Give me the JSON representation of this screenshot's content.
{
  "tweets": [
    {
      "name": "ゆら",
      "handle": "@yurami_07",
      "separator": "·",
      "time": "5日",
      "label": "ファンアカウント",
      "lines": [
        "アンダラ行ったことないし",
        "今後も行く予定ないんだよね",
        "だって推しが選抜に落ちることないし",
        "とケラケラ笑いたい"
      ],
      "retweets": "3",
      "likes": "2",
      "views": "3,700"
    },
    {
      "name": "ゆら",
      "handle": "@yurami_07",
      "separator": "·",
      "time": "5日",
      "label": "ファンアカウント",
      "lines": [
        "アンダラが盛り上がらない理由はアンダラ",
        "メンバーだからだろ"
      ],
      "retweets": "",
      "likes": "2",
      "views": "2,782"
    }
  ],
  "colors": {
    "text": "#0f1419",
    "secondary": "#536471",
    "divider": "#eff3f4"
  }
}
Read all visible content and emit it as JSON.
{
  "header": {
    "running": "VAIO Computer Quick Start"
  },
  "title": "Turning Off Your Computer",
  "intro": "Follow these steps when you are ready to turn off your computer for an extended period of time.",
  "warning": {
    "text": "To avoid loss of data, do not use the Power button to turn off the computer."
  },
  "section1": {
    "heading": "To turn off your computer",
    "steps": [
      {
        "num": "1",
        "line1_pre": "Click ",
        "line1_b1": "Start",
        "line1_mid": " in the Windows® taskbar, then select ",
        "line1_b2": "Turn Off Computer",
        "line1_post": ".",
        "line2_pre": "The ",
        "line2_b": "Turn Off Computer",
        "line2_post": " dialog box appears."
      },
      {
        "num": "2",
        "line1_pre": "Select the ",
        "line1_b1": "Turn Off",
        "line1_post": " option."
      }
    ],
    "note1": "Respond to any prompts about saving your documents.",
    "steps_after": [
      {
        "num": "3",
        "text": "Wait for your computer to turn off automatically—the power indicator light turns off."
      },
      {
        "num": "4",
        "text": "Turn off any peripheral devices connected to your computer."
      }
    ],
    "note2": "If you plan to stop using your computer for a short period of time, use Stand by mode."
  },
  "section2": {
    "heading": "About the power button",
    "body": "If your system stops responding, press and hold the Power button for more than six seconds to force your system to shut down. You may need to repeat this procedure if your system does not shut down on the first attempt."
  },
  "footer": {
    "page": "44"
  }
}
****************
**PROBLEM:**
From the listing, tally every line with the word "Start" in it and give only the tally.

**FULL ANSWER:**
2